Supplied entries
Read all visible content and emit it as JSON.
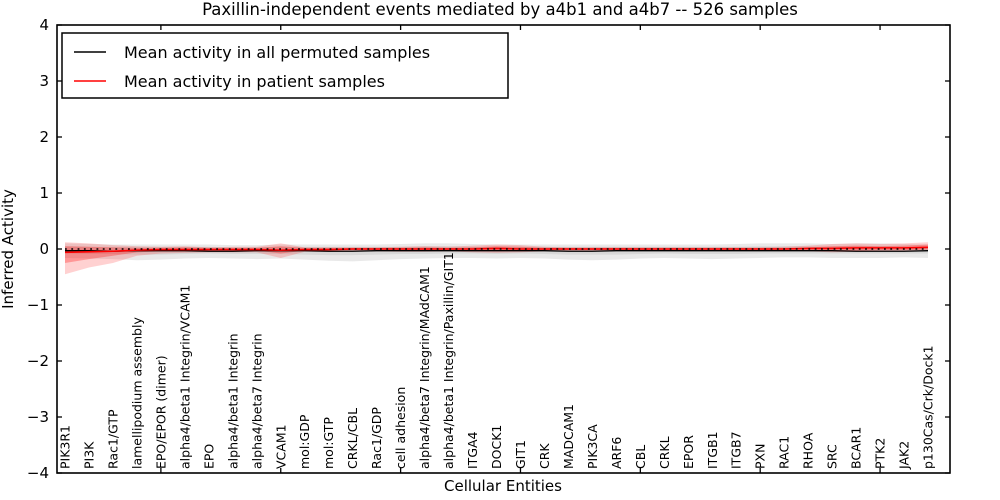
{
  "title": "Paxillin-independent events mediated by a4b1 and a4b7 -- 526 samples",
  "axes": {
    "xlabel": "Cellular Entities",
    "ylabel": "Inferred Activity"
  },
  "legend": {
    "items": [
      {
        "label": "Mean activity in all permuted samples",
        "color": "#000000"
      },
      {
        "label": "Mean activity in patient samples",
        "color": "#ff0000"
      }
    ]
  },
  "colors": {
    "permuted_line": "#000000",
    "patient_line": "#ff0000",
    "permuted_band": "#999999",
    "patient_band": "#ff0000",
    "zero_line": "#000000"
  },
  "chart_data": {
    "type": "line",
    "title": "Paxillin-independent events mediated by a4b1 and a4b7 -- 526 samples",
    "xlabel": "Cellular Entities",
    "ylabel": "Inferred Activity",
    "ylim": [
      -4,
      4
    ],
    "yticks": [
      4,
      3,
      2,
      1,
      0,
      -1,
      -2,
      -3,
      -4
    ],
    "xtick_positions": [
      5,
      10,
      15,
      20,
      25,
      30,
      35
    ],
    "grid": false,
    "legend_position": "upper left",
    "zero_reference_line": 0,
    "categories": [
      "PIK3R1",
      "PI3K",
      "Rac1/GTP",
      "lamellipodium assembly",
      "EPO/EPOR (dimer)",
      "alpha4/beta1 Integrin/VCAM1",
      "EPO",
      "alpha4/beta1 Integrin",
      "alpha4/beta7 Integrin",
      "VCAM1",
      "mol:GDP",
      "mol:GTP",
      "CRKL/CBL",
      "Rac1/GDP",
      "cell adhesion",
      "alpha4/beta7 Integrin/MAdCAM1",
      "alpha4/beta1 Integrin/Paxillin/GIT1",
      "ITGA4",
      "DOCK1",
      "GIT1",
      "CRK",
      "MADCAM1",
      "PIK3CA",
      "ARF6",
      "CBL",
      "CRKL",
      "EPOR",
      "ITGB1",
      "ITGB7",
      "PXN",
      "RAC1",
      "RHOA",
      "SRC",
      "BCAR1",
      "PTK2",
      "JAK2",
      "p130Cas/Crk/Dock1"
    ],
    "series": [
      {
        "name": "Mean activity in all permuted samples",
        "color": "#000000",
        "values": [
          -0.03,
          -0.03,
          -0.04,
          -0.03,
          -0.03,
          -0.03,
          -0.04,
          -0.04,
          -0.03,
          -0.03,
          -0.03,
          -0.04,
          -0.04,
          -0.03,
          -0.03,
          -0.03,
          -0.03,
          -0.03,
          -0.03,
          -0.03,
          -0.03,
          -0.04,
          -0.04,
          -0.03,
          -0.03,
          -0.03,
          -0.03,
          -0.03,
          -0.03,
          -0.03,
          -0.03,
          -0.03,
          -0.03,
          -0.04,
          -0.04,
          -0.04,
          -0.03
        ]
      },
      {
        "name": "Mean activity in patient samples",
        "color": "#ff0000",
        "values": [
          -0.06,
          -0.05,
          -0.04,
          -0.02,
          -0.01,
          -0.01,
          -0.01,
          -0.01,
          -0.01,
          -0.02,
          -0.01,
          -0.01,
          0,
          0,
          0,
          0,
          0,
          0,
          0.01,
          0,
          0,
          0,
          0,
          0,
          0,
          0,
          0,
          0,
          0,
          0,
          0,
          0.01,
          0.01,
          0.02,
          0.02,
          0.02,
          0.03
        ]
      }
    ],
    "bands": [
      {
        "name": "permuted-envelope-outer",
        "color": "#999999",
        "opacity": 0.22,
        "upper": [
          0.1,
          0.09,
          0.08,
          0.08,
          0.08,
          0.08,
          0.08,
          0.07,
          0.07,
          0.08,
          0.08,
          0.08,
          0.08,
          0.08,
          0.09,
          0.1,
          0.1,
          0.09,
          0.08,
          0.08,
          0.08,
          0.08,
          0.08,
          0.08,
          0.08,
          0.08,
          0.08,
          0.08,
          0.09,
          0.1,
          0.1,
          0.1,
          0.09,
          0.1,
          0.1,
          0.09,
          0.08
        ],
        "lower": [
          -0.16,
          -0.17,
          -0.18,
          -0.2,
          -0.19,
          -0.17,
          -0.16,
          -0.17,
          -0.18,
          -0.17,
          -0.19,
          -0.21,
          -0.22,
          -0.2,
          -0.18,
          -0.17,
          -0.16,
          -0.16,
          -0.17,
          -0.16,
          -0.17,
          -0.19,
          -0.2,
          -0.19,
          -0.17,
          -0.16,
          -0.17,
          -0.18,
          -0.17,
          -0.16,
          -0.15,
          -0.15,
          -0.16,
          -0.16,
          -0.16,
          -0.15,
          -0.16
        ]
      },
      {
        "name": "permuted-envelope-inner",
        "color": "#999999",
        "opacity": 0.22,
        "upper": [
          0.05,
          0.04,
          0.04,
          0.04,
          0.04,
          0.04,
          0.04,
          0.03,
          0.03,
          0.04,
          0.04,
          0.04,
          0.04,
          0.04,
          0.04,
          0.05,
          0.05,
          0.04,
          0.04,
          0.04,
          0.04,
          0.04,
          0.04,
          0.04,
          0.04,
          0.04,
          0.04,
          0.04,
          0.04,
          0.05,
          0.05,
          0.05,
          0.04,
          0.05,
          0.05,
          0.04,
          0.04
        ],
        "lower": [
          -0.08,
          -0.09,
          -0.09,
          -0.1,
          -0.1,
          -0.09,
          -0.08,
          -0.09,
          -0.09,
          -0.09,
          -0.1,
          -0.11,
          -0.11,
          -0.1,
          -0.09,
          -0.09,
          -0.08,
          -0.08,
          -0.09,
          -0.08,
          -0.09,
          -0.1,
          -0.1,
          -0.1,
          -0.09,
          -0.08,
          -0.09,
          -0.09,
          -0.09,
          -0.08,
          -0.08,
          -0.08,
          -0.08,
          -0.08,
          -0.08,
          -0.08,
          -0.08
        ]
      },
      {
        "name": "patient-envelope-outer",
        "color": "#ff0000",
        "opacity": 0.18,
        "upper": [
          0.12,
          0.1,
          0.07,
          0.05,
          0.04,
          0.05,
          0.03,
          0.04,
          0.04,
          0.1,
          0.03,
          0.03,
          0.03,
          0.03,
          0.04,
          0.05,
          0.04,
          0.06,
          0.08,
          0.07,
          0.04,
          0.03,
          0.03,
          0.03,
          0.03,
          0.03,
          0.03,
          0.03,
          0.03,
          0.03,
          0.04,
          0.06,
          0.09,
          0.1,
          0.09,
          0.1,
          0.12
        ],
        "lower": [
          -0.45,
          -0.33,
          -0.25,
          -0.12,
          -0.08,
          -0.07,
          -0.06,
          -0.06,
          -0.06,
          -0.16,
          -0.05,
          -0.05,
          -0.04,
          -0.04,
          -0.05,
          -0.05,
          -0.04,
          -0.06,
          -0.07,
          -0.06,
          -0.04,
          -0.04,
          -0.04,
          -0.03,
          -0.03,
          -0.03,
          -0.03,
          -0.03,
          -0.03,
          -0.03,
          -0.03,
          -0.04,
          -0.06,
          -0.05,
          -0.04,
          -0.03,
          -0.02
        ]
      },
      {
        "name": "patient-envelope-inner",
        "color": "#ff0000",
        "opacity": 0.28,
        "upper": [
          0.05,
          0.04,
          0.03,
          0.02,
          0.02,
          0.03,
          0.02,
          0.02,
          0.02,
          0.05,
          0.02,
          0.02,
          0.02,
          0.02,
          0.02,
          0.03,
          0.02,
          0.03,
          0.05,
          0.04,
          0.02,
          0.02,
          0.02,
          0.02,
          0.02,
          0.02,
          0.02,
          0.02,
          0.02,
          0.02,
          0.02,
          0.03,
          0.05,
          0.06,
          0.05,
          0.06,
          0.08
        ],
        "lower": [
          -0.25,
          -0.18,
          -0.12,
          -0.06,
          -0.04,
          -0.04,
          -0.03,
          -0.03,
          -0.03,
          -0.08,
          -0.03,
          -0.03,
          -0.02,
          -0.02,
          -0.03,
          -0.03,
          -0.02,
          -0.03,
          -0.04,
          -0.03,
          -0.02,
          -0.02,
          -0.02,
          -0.02,
          -0.02,
          -0.02,
          -0.02,
          -0.02,
          -0.02,
          -0.02,
          -0.02,
          -0.02,
          -0.03,
          -0.03,
          -0.02,
          -0.02,
          -0.01
        ]
      }
    ]
  }
}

Task directions
Which lines above hold the word "inner"? Copy each of them.

Solution
        "name": "permuted-envelope-inner",
        "name": "patient-envelope-inner",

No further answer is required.